_Brief:_ State how many lines include "screenshot", giving the number by itself.

-- Start Dataset extract --

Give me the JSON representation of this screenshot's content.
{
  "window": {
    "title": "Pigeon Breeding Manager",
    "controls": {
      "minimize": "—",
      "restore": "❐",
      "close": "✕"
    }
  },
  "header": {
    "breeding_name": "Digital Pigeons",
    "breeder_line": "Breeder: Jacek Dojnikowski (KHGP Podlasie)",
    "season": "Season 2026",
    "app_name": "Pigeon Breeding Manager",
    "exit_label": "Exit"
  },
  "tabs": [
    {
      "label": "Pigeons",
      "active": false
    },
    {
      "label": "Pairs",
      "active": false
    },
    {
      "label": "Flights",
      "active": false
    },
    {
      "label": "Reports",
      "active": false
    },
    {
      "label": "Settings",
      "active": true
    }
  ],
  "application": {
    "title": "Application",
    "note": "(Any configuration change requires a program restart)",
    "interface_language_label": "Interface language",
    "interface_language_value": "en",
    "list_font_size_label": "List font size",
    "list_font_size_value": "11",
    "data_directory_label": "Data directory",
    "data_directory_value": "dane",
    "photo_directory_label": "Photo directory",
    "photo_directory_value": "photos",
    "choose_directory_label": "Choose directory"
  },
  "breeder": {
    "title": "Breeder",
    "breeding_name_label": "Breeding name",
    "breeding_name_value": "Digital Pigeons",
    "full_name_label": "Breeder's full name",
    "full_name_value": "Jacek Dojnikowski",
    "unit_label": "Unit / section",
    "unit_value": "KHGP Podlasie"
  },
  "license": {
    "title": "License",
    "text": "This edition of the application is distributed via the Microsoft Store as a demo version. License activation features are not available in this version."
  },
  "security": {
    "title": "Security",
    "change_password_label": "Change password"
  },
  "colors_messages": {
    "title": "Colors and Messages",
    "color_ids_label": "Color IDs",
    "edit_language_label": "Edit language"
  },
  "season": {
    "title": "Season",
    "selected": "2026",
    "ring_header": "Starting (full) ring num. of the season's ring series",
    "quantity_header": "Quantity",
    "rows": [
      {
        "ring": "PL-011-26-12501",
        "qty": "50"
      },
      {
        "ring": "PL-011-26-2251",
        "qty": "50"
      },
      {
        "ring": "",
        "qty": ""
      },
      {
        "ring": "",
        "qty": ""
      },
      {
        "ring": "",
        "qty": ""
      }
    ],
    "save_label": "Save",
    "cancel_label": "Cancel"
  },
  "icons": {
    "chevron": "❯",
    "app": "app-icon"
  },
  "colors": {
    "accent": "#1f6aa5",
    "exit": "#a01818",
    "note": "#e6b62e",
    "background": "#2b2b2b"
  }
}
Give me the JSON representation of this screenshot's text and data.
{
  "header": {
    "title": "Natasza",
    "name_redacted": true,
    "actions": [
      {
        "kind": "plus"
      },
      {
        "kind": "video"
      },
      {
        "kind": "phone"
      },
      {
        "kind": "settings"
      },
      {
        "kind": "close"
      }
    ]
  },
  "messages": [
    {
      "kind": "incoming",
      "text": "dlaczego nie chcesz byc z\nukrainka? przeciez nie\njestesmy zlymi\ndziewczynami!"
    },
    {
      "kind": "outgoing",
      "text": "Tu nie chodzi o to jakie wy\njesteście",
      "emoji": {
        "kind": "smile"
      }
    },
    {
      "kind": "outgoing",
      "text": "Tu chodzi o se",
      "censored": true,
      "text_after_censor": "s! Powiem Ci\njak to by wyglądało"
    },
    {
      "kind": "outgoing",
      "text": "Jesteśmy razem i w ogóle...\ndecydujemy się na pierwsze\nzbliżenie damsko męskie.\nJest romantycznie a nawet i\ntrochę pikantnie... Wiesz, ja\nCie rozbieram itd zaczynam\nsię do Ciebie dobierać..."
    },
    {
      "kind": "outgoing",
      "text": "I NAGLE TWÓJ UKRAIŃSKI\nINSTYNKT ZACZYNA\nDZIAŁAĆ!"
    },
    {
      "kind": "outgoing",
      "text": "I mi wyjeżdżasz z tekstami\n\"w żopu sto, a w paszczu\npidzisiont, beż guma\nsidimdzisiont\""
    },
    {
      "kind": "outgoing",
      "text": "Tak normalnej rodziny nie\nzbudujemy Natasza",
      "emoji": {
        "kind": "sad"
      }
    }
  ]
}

-- End Dataset extract --

_Completed task:_ 2